[Begin SUPPLIED DATA]
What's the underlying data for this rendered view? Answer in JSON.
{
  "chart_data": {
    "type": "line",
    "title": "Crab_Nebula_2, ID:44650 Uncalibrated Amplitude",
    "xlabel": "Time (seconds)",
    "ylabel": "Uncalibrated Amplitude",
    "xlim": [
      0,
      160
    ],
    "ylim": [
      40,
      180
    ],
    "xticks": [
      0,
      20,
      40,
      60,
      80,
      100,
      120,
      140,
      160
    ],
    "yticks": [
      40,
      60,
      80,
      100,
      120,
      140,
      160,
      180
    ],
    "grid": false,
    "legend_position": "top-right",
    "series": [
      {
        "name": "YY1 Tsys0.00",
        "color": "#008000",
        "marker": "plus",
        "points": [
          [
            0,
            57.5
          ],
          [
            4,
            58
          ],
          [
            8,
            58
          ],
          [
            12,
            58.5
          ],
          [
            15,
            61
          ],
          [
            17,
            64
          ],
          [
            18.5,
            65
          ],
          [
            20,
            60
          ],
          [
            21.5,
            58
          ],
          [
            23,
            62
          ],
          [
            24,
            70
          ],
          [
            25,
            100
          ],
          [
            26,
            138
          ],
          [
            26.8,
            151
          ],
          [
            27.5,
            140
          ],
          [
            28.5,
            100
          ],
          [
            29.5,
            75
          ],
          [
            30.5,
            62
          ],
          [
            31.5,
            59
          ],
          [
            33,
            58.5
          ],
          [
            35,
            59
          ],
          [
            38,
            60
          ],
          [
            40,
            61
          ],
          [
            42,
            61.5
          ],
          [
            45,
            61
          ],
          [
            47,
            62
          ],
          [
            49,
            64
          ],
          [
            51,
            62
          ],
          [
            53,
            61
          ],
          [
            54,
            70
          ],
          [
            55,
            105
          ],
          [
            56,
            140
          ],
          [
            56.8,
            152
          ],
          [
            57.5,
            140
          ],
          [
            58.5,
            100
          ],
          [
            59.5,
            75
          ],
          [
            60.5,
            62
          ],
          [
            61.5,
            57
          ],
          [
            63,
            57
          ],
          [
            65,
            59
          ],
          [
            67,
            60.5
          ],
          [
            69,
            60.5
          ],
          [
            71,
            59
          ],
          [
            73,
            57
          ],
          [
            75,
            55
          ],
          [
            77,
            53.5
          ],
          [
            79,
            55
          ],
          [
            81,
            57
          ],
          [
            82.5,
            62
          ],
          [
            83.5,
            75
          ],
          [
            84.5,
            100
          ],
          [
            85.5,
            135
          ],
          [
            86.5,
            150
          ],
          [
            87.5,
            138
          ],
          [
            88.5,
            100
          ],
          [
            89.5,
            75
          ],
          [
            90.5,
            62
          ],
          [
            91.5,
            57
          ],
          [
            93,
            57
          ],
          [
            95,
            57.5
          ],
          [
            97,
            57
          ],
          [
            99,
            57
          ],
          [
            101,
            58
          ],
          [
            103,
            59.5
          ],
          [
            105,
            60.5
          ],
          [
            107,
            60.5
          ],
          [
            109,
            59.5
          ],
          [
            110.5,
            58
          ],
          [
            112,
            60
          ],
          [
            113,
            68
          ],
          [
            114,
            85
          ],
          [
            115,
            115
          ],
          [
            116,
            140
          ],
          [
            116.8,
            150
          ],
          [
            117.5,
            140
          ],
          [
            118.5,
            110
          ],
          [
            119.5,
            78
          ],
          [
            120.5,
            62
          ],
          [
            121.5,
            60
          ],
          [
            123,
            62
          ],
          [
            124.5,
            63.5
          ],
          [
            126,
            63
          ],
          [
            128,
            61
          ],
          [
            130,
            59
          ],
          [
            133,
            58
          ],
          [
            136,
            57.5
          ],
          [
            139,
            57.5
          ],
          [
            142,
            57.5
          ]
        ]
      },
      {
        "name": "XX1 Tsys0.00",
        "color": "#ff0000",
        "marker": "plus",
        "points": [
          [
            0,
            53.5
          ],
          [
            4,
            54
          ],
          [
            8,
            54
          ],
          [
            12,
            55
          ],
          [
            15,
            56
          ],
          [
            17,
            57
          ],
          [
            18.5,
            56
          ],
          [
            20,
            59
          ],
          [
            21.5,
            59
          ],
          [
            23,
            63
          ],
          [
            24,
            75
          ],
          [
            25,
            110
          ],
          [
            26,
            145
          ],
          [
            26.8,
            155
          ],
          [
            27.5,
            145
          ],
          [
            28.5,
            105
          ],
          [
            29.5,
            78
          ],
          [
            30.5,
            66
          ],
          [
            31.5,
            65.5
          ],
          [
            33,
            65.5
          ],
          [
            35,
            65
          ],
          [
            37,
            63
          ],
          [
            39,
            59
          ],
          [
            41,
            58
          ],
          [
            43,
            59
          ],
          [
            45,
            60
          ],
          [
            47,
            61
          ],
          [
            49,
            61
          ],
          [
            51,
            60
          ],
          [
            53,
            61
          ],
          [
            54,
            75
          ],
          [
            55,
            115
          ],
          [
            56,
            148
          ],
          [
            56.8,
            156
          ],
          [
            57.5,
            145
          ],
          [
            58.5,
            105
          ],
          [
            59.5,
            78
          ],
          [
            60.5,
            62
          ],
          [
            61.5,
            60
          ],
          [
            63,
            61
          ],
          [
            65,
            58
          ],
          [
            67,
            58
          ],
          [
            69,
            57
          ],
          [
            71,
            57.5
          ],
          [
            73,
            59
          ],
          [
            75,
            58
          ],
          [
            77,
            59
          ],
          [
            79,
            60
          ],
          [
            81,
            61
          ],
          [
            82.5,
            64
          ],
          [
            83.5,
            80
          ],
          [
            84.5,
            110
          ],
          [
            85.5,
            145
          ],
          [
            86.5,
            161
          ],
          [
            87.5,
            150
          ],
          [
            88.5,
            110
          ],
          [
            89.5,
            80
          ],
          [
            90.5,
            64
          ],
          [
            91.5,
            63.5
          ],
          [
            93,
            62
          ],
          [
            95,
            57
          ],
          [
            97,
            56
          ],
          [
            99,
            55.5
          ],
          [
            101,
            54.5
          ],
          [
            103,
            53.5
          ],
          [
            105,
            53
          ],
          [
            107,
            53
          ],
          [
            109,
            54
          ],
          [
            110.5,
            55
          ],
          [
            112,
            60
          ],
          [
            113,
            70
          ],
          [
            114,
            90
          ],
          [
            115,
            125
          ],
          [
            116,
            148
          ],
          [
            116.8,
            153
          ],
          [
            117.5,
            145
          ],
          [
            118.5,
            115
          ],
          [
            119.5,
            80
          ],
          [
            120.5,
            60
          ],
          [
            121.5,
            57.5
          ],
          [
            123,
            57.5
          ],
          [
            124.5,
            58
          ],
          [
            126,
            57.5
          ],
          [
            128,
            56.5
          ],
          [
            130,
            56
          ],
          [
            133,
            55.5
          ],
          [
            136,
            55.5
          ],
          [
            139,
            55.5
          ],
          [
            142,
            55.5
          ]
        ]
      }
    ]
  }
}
[End SUPPLIED DATA]
* [GIVEN INSTRUCTION]: Select every line above that contains the word "Uncalibrated", and copy it.

* [COMPLETED EXERCISE]:
    "title": "Crab_Nebula_2, ID:44650 Uncalibrated Amplitude",
    "ylabel": "Uncalibrated Amplitude",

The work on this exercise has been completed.